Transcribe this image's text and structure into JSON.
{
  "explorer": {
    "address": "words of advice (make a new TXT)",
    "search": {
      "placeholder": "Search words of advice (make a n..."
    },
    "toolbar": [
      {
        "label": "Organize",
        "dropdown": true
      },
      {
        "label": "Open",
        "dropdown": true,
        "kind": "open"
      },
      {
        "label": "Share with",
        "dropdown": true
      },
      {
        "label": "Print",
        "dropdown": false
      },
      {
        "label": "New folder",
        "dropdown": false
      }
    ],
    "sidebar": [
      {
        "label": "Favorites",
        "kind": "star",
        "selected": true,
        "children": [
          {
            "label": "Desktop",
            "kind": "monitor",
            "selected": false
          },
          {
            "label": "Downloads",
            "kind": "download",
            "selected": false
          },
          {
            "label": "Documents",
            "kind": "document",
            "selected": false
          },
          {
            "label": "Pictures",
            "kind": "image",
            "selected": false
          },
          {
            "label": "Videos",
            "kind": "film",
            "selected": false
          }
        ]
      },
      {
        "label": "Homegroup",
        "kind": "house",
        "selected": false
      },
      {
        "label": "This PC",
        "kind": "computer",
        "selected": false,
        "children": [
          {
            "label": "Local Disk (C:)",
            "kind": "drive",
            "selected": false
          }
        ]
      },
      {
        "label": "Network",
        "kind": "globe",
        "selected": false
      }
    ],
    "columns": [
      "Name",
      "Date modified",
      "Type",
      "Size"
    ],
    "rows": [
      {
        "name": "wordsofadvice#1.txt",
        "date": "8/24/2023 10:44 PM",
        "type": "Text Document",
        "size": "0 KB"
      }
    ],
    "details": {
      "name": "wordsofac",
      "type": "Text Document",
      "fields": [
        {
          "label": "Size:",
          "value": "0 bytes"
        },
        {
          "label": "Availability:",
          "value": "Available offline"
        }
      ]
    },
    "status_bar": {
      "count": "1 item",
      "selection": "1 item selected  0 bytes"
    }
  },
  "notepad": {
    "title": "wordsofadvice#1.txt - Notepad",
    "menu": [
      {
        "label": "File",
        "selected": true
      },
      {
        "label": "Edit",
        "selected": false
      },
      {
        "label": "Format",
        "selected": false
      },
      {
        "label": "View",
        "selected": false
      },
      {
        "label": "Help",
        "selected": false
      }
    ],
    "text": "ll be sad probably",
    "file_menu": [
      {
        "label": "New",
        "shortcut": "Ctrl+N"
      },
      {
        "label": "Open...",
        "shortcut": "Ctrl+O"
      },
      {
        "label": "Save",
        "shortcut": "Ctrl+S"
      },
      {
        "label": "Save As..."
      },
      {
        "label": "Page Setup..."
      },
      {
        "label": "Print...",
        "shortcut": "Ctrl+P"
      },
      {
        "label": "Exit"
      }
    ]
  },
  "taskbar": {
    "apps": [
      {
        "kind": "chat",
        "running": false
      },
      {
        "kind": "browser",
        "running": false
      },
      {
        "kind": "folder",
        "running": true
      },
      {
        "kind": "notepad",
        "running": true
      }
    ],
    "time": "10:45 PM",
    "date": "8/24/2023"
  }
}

Stated task – Gather all lines from the listing above in which "image" occurs.

Written response –
Transcribe this image's text and structure into JSON.
            "kind": "image",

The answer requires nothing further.